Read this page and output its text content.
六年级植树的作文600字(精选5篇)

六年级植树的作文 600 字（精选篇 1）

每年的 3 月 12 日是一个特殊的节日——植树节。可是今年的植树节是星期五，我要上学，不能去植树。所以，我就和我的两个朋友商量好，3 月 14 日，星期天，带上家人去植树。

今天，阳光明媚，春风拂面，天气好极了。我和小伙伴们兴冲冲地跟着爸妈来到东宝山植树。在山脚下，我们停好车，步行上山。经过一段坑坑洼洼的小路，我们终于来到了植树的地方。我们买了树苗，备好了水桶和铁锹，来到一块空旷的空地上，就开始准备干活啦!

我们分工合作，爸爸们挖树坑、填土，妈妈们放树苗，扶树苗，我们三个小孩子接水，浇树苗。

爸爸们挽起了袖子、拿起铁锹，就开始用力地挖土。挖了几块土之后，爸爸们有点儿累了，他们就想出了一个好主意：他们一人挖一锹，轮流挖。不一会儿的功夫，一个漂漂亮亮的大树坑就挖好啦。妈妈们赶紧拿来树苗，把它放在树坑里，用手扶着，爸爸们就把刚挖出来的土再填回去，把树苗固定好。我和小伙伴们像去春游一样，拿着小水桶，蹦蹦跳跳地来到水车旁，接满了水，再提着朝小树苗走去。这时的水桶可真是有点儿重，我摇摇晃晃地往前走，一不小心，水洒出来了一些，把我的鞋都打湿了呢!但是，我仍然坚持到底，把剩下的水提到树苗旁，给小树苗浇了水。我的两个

────

[STATED GOAL]
Every entry must be retyped in full, exactly as given.

[ANSWER IN FULL]
Read this page and output its text content.
六年级植树的作文600字(精选5篇)

六年级植树的作文 600 字（精选篇 1）

每年的 3 月 12 日是一个特殊的节日——植树节。可是今年的植树节是星期五，我要上学，不能去植树。所以，我就和我的两个朋友商量好，3 月 14 日，星期天，带上家人去植树。

今天，阳光明媚，春风拂面，天气好极了。我和小伙伴们兴冲冲地跟着爸妈来到东宝山植树。在山脚下，我们停好车，步行上山。经过一段坑坑洼洼的小路，我们终于来到了植树的地方。我们买了树苗，备好了水桶和铁锹，来到一块空旷的空地上，就开始准备干活啦!

我们分工合作，爸爸们挖树坑、填土，妈妈们放树苗，扶树苗，我们三个小孩子接水，浇树苗。

爸爸们挽起了袖子、拿起铁锹，就开始用力地挖土。挖了几块土之后，爸爸们有点儿累了，他们就想出了一个好主意：他们一人挖一锹，轮流挖。不一会儿的功夫，一个漂漂亮亮的大树坑就挖好啦。妈妈们赶紧拿来树苗，把它放在树坑里，用手扶着，爸爸们就把刚挖出来的土再填回去，把树苗固定好。我和小伙伴们像去春游一样，拿着小水桶，蹦蹦跳跳地来到水车旁，接满了水，再提着朝小树苗走去。这时的水桶可真是有点儿重，我摇摇晃晃地往前走，一不小心，水洒出来了一些，把我的鞋都打湿了呢!但是，我仍然坚持到底，把剩下的水提到树苗旁，给小树苗浇了水。我的两个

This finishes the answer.